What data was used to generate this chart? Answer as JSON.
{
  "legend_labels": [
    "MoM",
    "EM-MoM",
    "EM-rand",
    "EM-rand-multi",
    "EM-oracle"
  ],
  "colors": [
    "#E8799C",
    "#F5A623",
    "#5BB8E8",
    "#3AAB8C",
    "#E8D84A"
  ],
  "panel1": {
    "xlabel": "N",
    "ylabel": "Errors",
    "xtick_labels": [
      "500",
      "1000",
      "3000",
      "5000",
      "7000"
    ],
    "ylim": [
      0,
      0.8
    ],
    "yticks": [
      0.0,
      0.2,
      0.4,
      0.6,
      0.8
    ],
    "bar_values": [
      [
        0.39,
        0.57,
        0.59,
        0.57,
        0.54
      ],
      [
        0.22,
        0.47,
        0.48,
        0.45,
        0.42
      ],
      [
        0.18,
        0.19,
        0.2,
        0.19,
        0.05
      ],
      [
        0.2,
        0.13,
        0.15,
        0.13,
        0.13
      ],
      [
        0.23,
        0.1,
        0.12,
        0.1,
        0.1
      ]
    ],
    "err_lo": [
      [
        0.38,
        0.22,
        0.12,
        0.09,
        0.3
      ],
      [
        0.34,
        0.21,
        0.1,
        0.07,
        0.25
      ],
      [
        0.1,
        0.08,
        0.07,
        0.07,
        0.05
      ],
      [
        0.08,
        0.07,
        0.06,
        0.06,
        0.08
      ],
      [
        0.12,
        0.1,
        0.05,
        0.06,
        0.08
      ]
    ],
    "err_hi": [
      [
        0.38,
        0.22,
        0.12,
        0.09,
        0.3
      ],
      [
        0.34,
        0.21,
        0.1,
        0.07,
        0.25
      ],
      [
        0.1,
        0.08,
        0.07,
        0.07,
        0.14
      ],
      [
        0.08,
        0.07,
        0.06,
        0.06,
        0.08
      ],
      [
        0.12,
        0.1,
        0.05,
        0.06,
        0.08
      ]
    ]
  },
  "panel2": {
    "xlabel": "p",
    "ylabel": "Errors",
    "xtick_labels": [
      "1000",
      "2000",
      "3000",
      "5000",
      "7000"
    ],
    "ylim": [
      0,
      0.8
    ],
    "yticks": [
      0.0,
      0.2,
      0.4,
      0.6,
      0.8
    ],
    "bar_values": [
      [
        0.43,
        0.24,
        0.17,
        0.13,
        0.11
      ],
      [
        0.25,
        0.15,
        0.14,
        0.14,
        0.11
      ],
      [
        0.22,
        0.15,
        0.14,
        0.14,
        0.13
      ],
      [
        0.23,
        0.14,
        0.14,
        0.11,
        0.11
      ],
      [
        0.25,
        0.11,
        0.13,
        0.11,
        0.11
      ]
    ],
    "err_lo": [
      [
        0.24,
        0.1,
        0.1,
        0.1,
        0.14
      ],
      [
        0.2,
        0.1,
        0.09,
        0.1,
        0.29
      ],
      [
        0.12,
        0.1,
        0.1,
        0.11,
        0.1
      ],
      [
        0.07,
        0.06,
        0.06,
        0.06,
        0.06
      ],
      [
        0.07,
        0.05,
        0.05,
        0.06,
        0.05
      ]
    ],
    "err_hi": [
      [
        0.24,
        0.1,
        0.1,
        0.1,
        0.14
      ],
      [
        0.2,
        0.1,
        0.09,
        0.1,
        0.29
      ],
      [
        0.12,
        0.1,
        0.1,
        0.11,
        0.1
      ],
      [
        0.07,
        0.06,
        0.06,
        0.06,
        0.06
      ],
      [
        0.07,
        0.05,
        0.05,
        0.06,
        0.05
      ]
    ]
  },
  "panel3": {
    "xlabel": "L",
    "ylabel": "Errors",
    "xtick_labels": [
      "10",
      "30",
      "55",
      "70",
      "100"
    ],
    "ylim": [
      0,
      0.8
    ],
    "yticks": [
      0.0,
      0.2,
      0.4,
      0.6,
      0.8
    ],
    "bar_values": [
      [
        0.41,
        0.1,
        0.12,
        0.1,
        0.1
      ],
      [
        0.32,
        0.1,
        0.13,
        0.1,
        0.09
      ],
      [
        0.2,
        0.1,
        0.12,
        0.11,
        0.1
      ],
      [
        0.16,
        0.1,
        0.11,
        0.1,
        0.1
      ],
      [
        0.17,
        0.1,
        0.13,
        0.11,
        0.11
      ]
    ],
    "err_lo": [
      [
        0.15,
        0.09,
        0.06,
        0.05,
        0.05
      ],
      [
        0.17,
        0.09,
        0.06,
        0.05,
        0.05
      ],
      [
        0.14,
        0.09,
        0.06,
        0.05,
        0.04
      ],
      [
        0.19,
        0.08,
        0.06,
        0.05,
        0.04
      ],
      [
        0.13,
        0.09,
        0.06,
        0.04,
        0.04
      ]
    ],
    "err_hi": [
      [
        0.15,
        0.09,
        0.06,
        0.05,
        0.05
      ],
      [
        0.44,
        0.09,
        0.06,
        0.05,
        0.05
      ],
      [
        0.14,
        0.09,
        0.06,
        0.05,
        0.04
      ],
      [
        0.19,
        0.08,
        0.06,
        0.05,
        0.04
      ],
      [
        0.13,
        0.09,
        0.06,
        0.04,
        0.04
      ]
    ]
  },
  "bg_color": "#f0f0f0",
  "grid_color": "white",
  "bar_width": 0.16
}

**Your objective:** Each line above must be printed exactly as it appears.

**Finished task:**
What data was used to generate this chart? Answer as JSON.
{
  "legend_labels": [
    "MoM",
    "EM-MoM",
    "EM-rand",
    "EM-rand-multi",
    "EM-oracle"
  ],
  "colors": [
    "#E8799C",
    "#F5A623",
    "#5BB8E8",
    "#3AAB8C",
    "#E8D84A"
  ],
  "panel1": {
    "xlabel": "N",
    "ylabel": "Errors",
    "xtick_labels": [
      "500",
      "1000",
      "3000",
      "5000",
      "7000"
    ],
    "ylim": [
      0,
      0.8
    ],
    "yticks": [
      0.0,
      0.2,
      0.4,
      0.6,
      0.8
    ],
    "bar_values": [
      [
        0.39,
        0.57,
        0.59,
        0.57,
        0.54
      ],
      [
        0.22,
        0.47,
        0.48,
        0.45,
        0.42
      ],
      [
        0.18,
        0.19,
        0.2,
        0.19,
        0.05
      ],
      [
        0.2,
        0.13,
        0.15,
        0.13,
        0.13
      ],
      [
        0.23,
        0.1,
        0.12,
        0.1,
        0.1
      ]
    ],
    "err_lo": [
      [
        0.38,
        0.22,
        0.12,
        0.09,
        0.3
      ],
      [
        0.34,
        0.21,
        0.1,
        0.07,
        0.25
      ],
      [
        0.1,
        0.08,
        0.07,
        0.07,
        0.05
      ],
      [
        0.08,
        0.07,
        0.06,
        0.06,
        0.08
      ],
      [
        0.12,
        0.1,
        0.05,
        0.06,
        0.08
      ]
    ],
    "err_hi": [
      [
        0.38,
        0.22,
        0.12,
        0.09,
        0.3
      ],
      [
        0.34,
        0.21,
        0.1,
        0.07,
        0.25
      ],
      [
        0.1,
        0.08,
        0.07,
        0.07,
        0.14
      ],
      [
        0.08,
        0.07,
        0.06,
        0.06,
        0.08
      ],
      [
        0.12,
        0.1,
        0.05,
        0.06,
        0.08
      ]
    ]
  },
  "panel2": {
    "xlabel": "p",
    "ylabel": "Errors",
    "xtick_labels": [
      "1000",
      "2000",
      "3000",
      "5000",
      "7000"
    ],
    "ylim": [
      0,
      0.8
    ],
    "yticks": [
      0.0,
      0.2,
      0.4,
      0.6,
      0.8
    ],
    "bar_values": [
      [
        0.43,
        0.24,
        0.17,
        0.13,
        0.11
      ],
      [
        0.25,
        0.15,
        0.14,
        0.14,
        0.11
      ],
      [
        0.22,
        0.15,
        0.14,
        0.14,
        0.13
      ],
      [
        0.23,
        0.14,
        0.14,
        0.11,
        0.11
      ],
      [
        0.25,
        0.11,
        0.13,
        0.11,
        0.11
      ]
    ],
    "err_lo": [
      [
        0.24,
        0.1,
        0.1,
        0.1,
        0.14
      ],
      [
        0.2,
        0.1,
        0.09,
        0.1,
        0.29
      ],
      [
        0.12,
        0.1,
        0.1,
        0.11,
        0.1
      ],
      [
        0.07,
        0.06,
        0.06,
        0.06,
        0.06
      ],
      [
        0.07,
        0.05,
        0.05,
        0.06,
        0.05
      ]
    ],
    "err_hi": [
      [
        0.24,
        0.1,
        0.1,
        0.1,
        0.14
      ],
      [
        0.2,
        0.1,
        0.09,
        0.1,
        0.29
      ],
      [
        0.12,
        0.1,
        0.1,
        0.11,
        0.1
      ],
      [
        0.07,
        0.06,
        0.06,
        0.06,
        0.06
      ],
      [
        0.07,
        0.05,
        0.05,
        0.06,
        0.05
      ]
    ]
  },
  "panel3": {
    "xlabel": "L",
    "ylabel": "Errors",
    "xtick_labels": [
      "10",
      "30",
      "55",
      "70",
      "100"
    ],
    "ylim": [
      0,
      0.8
    ],
    "yticks": [
      0.0,
      0.2,
      0.4,
      0.6,
      0.8
    ],
    "bar_values": [
      [
        0.41,
        0.1,
        0.12,
        0.1,
        0.1
      ],
      [
        0.32,
        0.1,
        0.13,
        0.1,
        0.09
      ],
      [
        0.2,
        0.1,
        0.12,
        0.11,
        0.1
      ],
      [
        0.16,
        0.1,
        0.11,
        0.1,
        0.1
      ],
      [
        0.17,
        0.1,
        0.13,
        0.11,
        0.11
      ]
    ],
    "err_lo": [
      [
        0.15,
        0.09,
        0.06,
        0.05,
        0.05
      ],
      [
        0.17,
        0.09,
        0.06,
        0.05,
        0.05
      ],
      [
        0.14,
        0.09,
        0.06,
        0.05,
        0.04
      ],
      [
        0.19,
        0.08,
        0.06,
        0.05,
        0.04
      ],
      [
        0.13,
        0.09,
        0.06,
        0.04,
        0.04
      ]
    ],
    "err_hi": [
      [
        0.15,
        0.09,
        0.06,
        0.05,
        0.05
      ],
      [
        0.44,
        0.09,
        0.06,
        0.05,
        0.05
      ],
      [
        0.14,
        0.09,
        0.06,
        0.05,
        0.04
      ],
      [
        0.19,
        0.08,
        0.06,
        0.05,
        0.04
      ],
      [
        0.13,
        0.09,
        0.06,
        0.04,
        0.04
      ]
    ]
  },
  "bg_color": "#f0f0f0",
  "grid_color": "white",
  "bar_width": 0.16
}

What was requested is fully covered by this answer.